# start of RECORDS FOR THE EXERCISE

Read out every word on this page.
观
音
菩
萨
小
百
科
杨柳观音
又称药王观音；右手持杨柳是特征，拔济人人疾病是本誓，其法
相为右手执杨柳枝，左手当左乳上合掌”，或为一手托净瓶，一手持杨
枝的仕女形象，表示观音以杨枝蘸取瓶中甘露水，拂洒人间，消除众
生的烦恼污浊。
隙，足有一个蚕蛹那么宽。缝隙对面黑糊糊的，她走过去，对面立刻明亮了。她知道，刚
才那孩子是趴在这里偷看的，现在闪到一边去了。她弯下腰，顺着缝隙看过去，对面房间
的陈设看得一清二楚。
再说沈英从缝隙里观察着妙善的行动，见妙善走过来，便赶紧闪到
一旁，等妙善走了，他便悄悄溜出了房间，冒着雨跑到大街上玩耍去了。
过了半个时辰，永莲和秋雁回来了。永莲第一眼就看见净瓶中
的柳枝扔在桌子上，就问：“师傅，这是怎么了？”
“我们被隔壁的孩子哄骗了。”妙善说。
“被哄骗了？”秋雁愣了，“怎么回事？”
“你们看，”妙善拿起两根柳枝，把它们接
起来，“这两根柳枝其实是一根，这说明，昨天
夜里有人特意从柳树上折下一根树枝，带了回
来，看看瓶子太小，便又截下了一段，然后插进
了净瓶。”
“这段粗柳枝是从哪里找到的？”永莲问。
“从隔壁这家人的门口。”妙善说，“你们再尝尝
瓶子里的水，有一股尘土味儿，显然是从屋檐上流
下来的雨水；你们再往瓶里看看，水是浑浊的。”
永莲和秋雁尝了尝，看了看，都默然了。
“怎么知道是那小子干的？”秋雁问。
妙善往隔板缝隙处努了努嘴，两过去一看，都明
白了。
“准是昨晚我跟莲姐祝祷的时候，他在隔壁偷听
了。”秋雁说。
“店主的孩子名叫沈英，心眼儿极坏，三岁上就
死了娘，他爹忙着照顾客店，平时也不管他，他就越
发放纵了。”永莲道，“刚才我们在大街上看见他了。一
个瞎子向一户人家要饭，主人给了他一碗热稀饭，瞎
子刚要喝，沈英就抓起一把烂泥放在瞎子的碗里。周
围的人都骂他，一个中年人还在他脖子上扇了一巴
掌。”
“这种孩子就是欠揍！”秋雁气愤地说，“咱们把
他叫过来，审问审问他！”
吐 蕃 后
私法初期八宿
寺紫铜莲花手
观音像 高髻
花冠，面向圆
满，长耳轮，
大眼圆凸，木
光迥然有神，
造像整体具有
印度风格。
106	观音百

# end of RECORDS FOR THE EXERCISE

• _WHAT YOU ARE ASKED TO DO_
Every entry must be output again, exactly as written above.

• _ANSWER TO THE EXERCISE_
Read out every word on this page.
观
音
菩
萨
小
百
科
杨柳观音
又称药王观音；右手持杨柳是特征，拔济人人疾病是本誓，其法
相为右手执杨柳枝，左手当左乳上合掌”，或为一手托净瓶，一手持杨
枝的仕女形象，表示观音以杨枝蘸取瓶中甘露水，拂洒人间，消除众
生的烦恼污浊。
隙，足有一个蚕蛹那么宽。缝隙对面黑糊糊的，她走过去，对面立刻明亮了。她知道，刚
才那孩子是趴在这里偷看的，现在闪到一边去了。她弯下腰，顺着缝隙看过去，对面房间
的陈设看得一清二楚。
再说沈英从缝隙里观察着妙善的行动，见妙善走过来，便赶紧闪到
一旁，等妙善走了，他便悄悄溜出了房间，冒着雨跑到大街上玩耍去了。
过了半个时辰，永莲和秋雁回来了。永莲第一眼就看见净瓶中
的柳枝扔在桌子上，就问：“师傅，这是怎么了？”
“我们被隔壁的孩子哄骗了。”妙善说。
“被哄骗了？”秋雁愣了，“怎么回事？”
“你们看，”妙善拿起两根柳枝，把它们接
起来，“这两根柳枝其实是一根，这说明，昨天
夜里有人特意从柳树上折下一根树枝，带了回
来，看看瓶子太小，便又截下了一段，然后插进
了净瓶。”
“这段粗柳枝是从哪里找到的？”永莲问。
“从隔壁这家人的门口。”妙善说，“你们再尝尝
瓶子里的水，有一股尘土味儿，显然是从屋檐上流
下来的雨水；你们再往瓶里看看，水是浑浊的。”
永莲和秋雁尝了尝，看了看，都默然了。
“怎么知道是那小子干的？”秋雁问。
妙善往隔板缝隙处努了努嘴，两过去一看，都明
白了。
“准是昨晚我跟莲姐祝祷的时候，他在隔壁偷听
了。”秋雁说。
“店主的孩子名叫沈英，心眼儿极坏，三岁上就
死了娘，他爹忙着照顾客店，平时也不管他，他就越
发放纵了。”永莲道，“刚才我们在大街上看见他了。一
个瞎子向一户人家要饭，主人给了他一碗热稀饭，瞎
子刚要喝，沈英就抓起一把烂泥放在瞎子的碗里。周
围的人都骂他，一个中年人还在他脖子上扇了一巴
掌。”
“这种孩子就是欠揍！”秋雁气愤地说，“咱们把
他叫过来，审问审问他！”
吐 蕃 后
私法初期八宿
寺紫铜莲花手
观音像 高髻
花冠，面向圆
满，长耳轮，
大眼圆凸，木
光迥然有神，
造像整体具有
印度风格。
106	观音百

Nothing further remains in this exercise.